● **Task statement**: Pictures do not belong in the copy; restate the records below word for word.

● **Entries**:
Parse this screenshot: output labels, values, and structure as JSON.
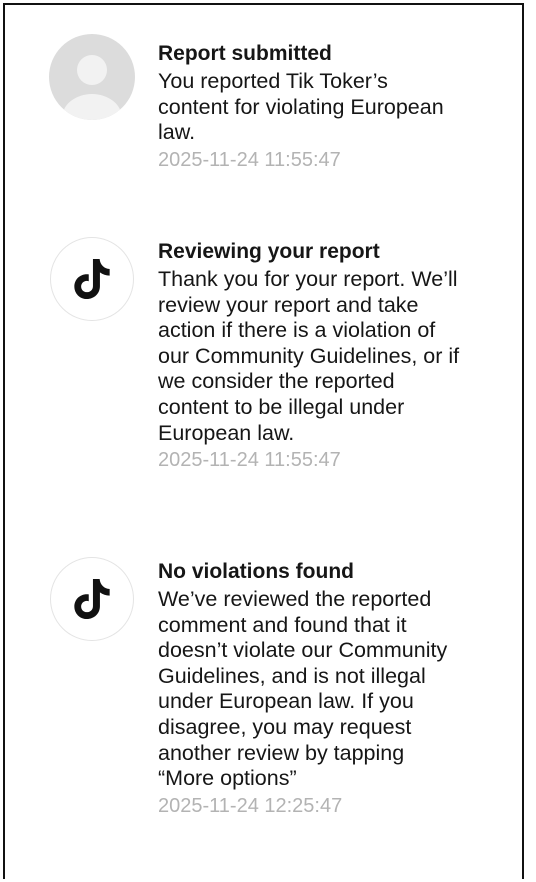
{
  "notifications": [
    {
      "icon": "default-avatar-icon",
      "title": "Report submitted",
      "body": "You reported Tik Toker’s\ncontent for violating European\nlaw.",
      "timestamp": "2025-11-24 11:55:47"
    },
    {
      "icon": "tiktok-logo-icon",
      "title": "Reviewing your report",
      "body": "Thank you for your report. We’ll\nreview your report and take\naction if there is a violation of\nour Community Guidelines, or if\nwe consider the reported\ncontent to be illegal under\nEuropean law.",
      "timestamp": "2025-11-24 11:55:47"
    },
    {
      "icon": "tiktok-logo-icon",
      "title": "No violations found",
      "body": "We’ve reviewed the reported\ncomment and found that it\ndoesn’t violate our Community\nGuidelines, and is not illegal\nunder European law. If you\ndisagree, you may request\nanother review by tapping\n“More options”",
      "timestamp": "2025-11-24 12:25:47"
    }
  ],
  "colors": {
    "text": "#161616",
    "timestamp": "#b3b3b3",
    "avatar_placeholder": "#dcdcdc",
    "avatar_silhouette": "#f2f2f2",
    "tiktok_logo": "#111111"
  }
}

● **Output below**:
Parse this screenshot: output labels, values, and structure as JSON.
{
  "notifications": [
    {
      "icon": "default-avatar-icon",
      "title": "Report submitted",
      "body": "You reported Tik Toker’s\ncontent for violating European\nlaw.",
      "timestamp": "2025-11-24 11:55:47"
    },
    {
      "icon": "tiktok-logo-icon",
      "title": "Reviewing your report",
      "body": "Thank you for your report. We’ll\nreview your report and take\naction if there is a violation of\nour Community Guidelines, or if\nwe consider the reported\ncontent to be illegal under\nEuropean law.",
      "timestamp": "2025-11-24 11:55:47"
    },
    {
      "icon": "tiktok-logo-icon",
      "title": "No violations found",
      "body": "We’ve reviewed the reported\ncomment and found that it\ndoesn’t violate our Community\nGuidelines, and is not illegal\nunder European law. If you\ndisagree, you may request\nanother review by tapping\n“More options”",
      "timestamp": "2025-11-24 12:25:47"
    }
  ],
  "colors": {
    "text": "#161616",
    "timestamp": "#b3b3b3",
    "avatar_placeholder": "#dcdcdc",
    "avatar_silhouette": "#f2f2f2",
    "tiktok_logo": "#111111"
  }
}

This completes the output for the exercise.